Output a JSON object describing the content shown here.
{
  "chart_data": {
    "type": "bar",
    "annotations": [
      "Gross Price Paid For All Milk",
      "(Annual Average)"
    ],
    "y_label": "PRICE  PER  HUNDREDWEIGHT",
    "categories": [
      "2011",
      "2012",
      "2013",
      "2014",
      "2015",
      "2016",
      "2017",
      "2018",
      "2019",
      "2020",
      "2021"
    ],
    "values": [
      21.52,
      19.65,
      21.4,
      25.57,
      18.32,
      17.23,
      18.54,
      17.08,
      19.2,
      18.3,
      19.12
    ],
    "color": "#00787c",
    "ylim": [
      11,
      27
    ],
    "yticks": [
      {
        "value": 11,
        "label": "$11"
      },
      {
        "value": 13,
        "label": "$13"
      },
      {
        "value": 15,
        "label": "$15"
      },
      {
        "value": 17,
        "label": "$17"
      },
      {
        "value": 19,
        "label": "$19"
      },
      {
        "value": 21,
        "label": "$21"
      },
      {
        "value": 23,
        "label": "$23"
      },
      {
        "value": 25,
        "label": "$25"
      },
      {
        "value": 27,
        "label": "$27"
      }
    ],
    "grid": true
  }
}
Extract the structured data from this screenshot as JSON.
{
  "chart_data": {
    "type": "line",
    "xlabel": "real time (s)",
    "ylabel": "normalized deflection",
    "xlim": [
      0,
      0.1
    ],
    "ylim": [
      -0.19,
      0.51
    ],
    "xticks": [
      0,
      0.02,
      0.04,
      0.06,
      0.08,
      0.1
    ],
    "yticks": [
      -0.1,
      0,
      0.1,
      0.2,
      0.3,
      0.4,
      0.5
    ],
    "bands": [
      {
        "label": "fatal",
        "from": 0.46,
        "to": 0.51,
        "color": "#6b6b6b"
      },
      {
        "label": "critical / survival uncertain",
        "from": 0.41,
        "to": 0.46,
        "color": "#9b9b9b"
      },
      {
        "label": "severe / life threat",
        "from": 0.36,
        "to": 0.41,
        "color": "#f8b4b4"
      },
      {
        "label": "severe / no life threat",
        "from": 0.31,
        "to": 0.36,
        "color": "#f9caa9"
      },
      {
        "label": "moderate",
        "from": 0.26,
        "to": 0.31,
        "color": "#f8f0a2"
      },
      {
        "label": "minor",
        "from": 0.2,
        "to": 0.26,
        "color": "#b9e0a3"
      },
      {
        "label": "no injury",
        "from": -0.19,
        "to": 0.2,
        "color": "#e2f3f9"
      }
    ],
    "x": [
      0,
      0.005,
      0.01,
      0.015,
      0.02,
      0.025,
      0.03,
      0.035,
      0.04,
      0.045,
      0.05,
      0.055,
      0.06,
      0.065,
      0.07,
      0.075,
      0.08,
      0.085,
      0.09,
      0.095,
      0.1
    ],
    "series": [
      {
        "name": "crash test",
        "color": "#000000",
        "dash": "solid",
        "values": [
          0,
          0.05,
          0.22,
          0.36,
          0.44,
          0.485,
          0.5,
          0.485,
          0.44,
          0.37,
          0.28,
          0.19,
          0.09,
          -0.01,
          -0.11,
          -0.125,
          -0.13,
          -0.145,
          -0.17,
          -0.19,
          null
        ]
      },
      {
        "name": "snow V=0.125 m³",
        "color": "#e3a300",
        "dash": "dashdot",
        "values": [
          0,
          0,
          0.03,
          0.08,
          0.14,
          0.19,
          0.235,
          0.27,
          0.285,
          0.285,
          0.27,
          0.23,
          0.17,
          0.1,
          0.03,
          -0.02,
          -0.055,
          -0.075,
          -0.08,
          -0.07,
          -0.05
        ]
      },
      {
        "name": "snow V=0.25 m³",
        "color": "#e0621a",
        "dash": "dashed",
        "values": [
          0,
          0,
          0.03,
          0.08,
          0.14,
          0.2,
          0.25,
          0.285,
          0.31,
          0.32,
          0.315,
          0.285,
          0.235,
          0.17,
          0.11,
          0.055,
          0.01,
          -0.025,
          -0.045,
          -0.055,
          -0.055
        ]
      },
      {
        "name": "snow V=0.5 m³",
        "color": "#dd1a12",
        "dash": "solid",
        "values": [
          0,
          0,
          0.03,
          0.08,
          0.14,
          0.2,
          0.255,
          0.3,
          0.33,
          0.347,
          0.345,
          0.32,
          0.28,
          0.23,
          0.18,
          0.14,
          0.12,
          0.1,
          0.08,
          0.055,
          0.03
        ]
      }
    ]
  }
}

## Your objective:
Collect the complete line wherever the string "name" appears in the records.

## Solution for this problem:
        "name": "crash test",
        "name": "snow V=0.125 m³",
        "name": "snow V=0.25 m³",
        "name": "snow V=0.5 m³",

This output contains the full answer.